=== WHAT TO PRODUCE ===
Omit the pictures and extract only the lines from the line containing "Extract all the data from this chart as JSON." to the end of the material, each exactly as written.

--- Start of THE INPUT ---

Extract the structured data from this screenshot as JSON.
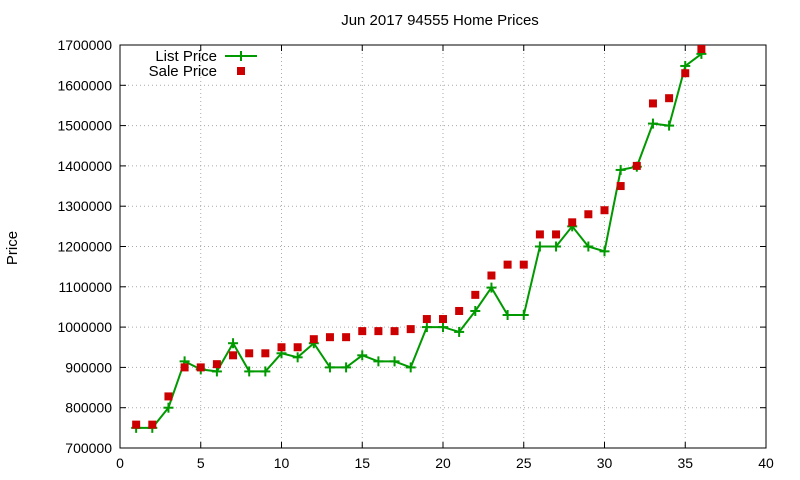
{
  "chart_data": {
    "type": "scatter",
    "title": "Jun 2017 94555 Home Prices",
    "xlabel": "",
    "ylabel": "Price",
    "xlim": [
      0,
      40
    ],
    "ylim": [
      700000,
      1700000
    ],
    "xticks": [
      0,
      5,
      10,
      15,
      20,
      25,
      30,
      35,
      40
    ],
    "yticks": [
      700000,
      800000,
      900000,
      1000000,
      1100000,
      1200000,
      1300000,
      1400000,
      1500000,
      1600000,
      1700000
    ],
    "grid": true,
    "legend_position": "top-left",
    "series": [
      {
        "name": "List Price",
        "style": "line+cross",
        "color": "#009900",
        "x": [
          1,
          2,
          3,
          4,
          5,
          6,
          7,
          8,
          9,
          10,
          11,
          12,
          13,
          14,
          15,
          16,
          17,
          18,
          19,
          20,
          21,
          22,
          23,
          24,
          25,
          26,
          27,
          28,
          29,
          30,
          31,
          32,
          33,
          34,
          35,
          36
        ],
        "y": [
          750000,
          750000,
          800000,
          915000,
          895000,
          890000,
          960000,
          890000,
          890000,
          935000,
          925000,
          960000,
          900000,
          900000,
          930000,
          915000,
          915000,
          900000,
          1000000,
          1000000,
          988000,
          1040000,
          1098000,
          1030000,
          1030000,
          1200000,
          1200000,
          1250000,
          1200000,
          1188000,
          1390000,
          1398000,
          1505000,
          1500000,
          1648000,
          1678000
        ]
      },
      {
        "name": "Sale Price",
        "style": "square-marker",
        "color": "#cc0000",
        "x": [
          1,
          2,
          3,
          4,
          5,
          6,
          7,
          8,
          9,
          10,
          11,
          12,
          13,
          14,
          15,
          16,
          17,
          18,
          19,
          20,
          21,
          22,
          23,
          24,
          25,
          26,
          27,
          28,
          29,
          30,
          31,
          32,
          33,
          34,
          35,
          36
        ],
        "y": [
          758000,
          758000,
          828000,
          900000,
          900000,
          908000,
          930000,
          935000,
          935000,
          950000,
          950000,
          970000,
          975000,
          975000,
          990000,
          990000,
          990000,
          995000,
          1020000,
          1020000,
          1040000,
          1080000,
          1128000,
          1155000,
          1155000,
          1230000,
          1230000,
          1260000,
          1280000,
          1290000,
          1350000,
          1400000,
          1555000,
          1568000,
          1630000,
          1690000
        ]
      }
    ]
  }
}
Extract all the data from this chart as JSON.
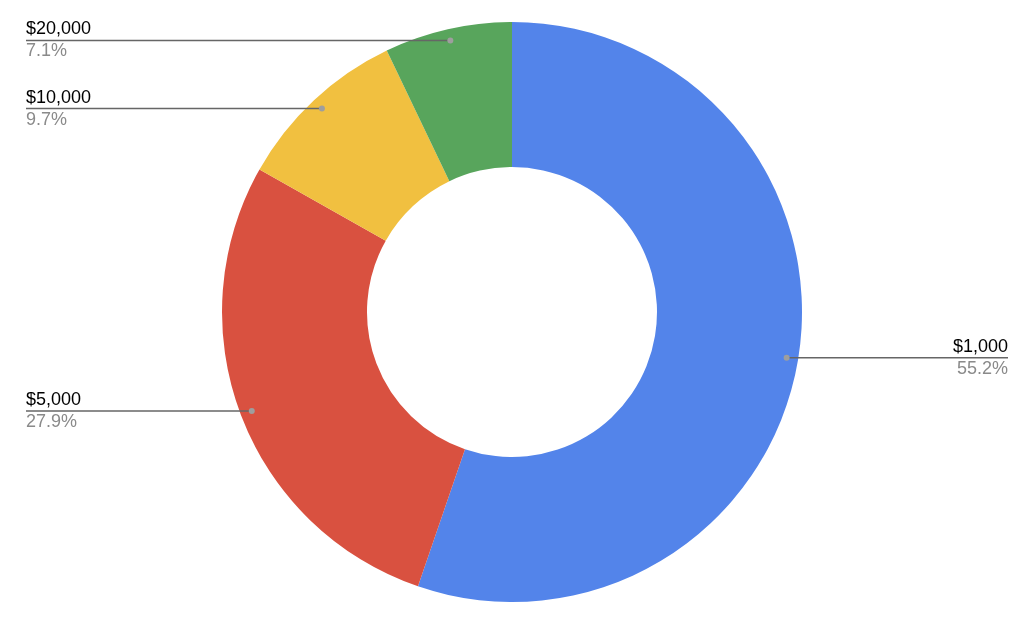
{
  "chart_data": {
    "type": "donut",
    "categories": [
      "$1,000",
      "$5,000",
      "$10,000",
      "$20,000"
    ],
    "values": [
      55.2,
      27.9,
      9.7,
      7.1
    ],
    "value_labels": [
      "55.2%",
      "27.9%",
      "9.7%",
      "7.1%"
    ],
    "colors": [
      "#5384ea",
      "#d95140",
      "#f1c040",
      "#58a55c"
    ],
    "legend": false
  }
}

--- End of THE INPUT ---

=== TASK RESULT ===
Extract all the data from this chart as JSON.
{
  "chart_data": {
    "type": "donut",
    "categories": [
      "$1,000",
      "$5,000",
      "$10,000",
      "$20,000"
    ],
    "values": [
      55.2,
      27.9,
      9.7,
      7.1
    ],
    "value_labels": [
      "55.2%",
      "27.9%",
      "9.7%",
      "7.1%"
    ],
    "colors": [
      "#5384ea",
      "#d95140",
      "#f1c040",
      "#58a55c"
    ],
    "legend": false
  }
}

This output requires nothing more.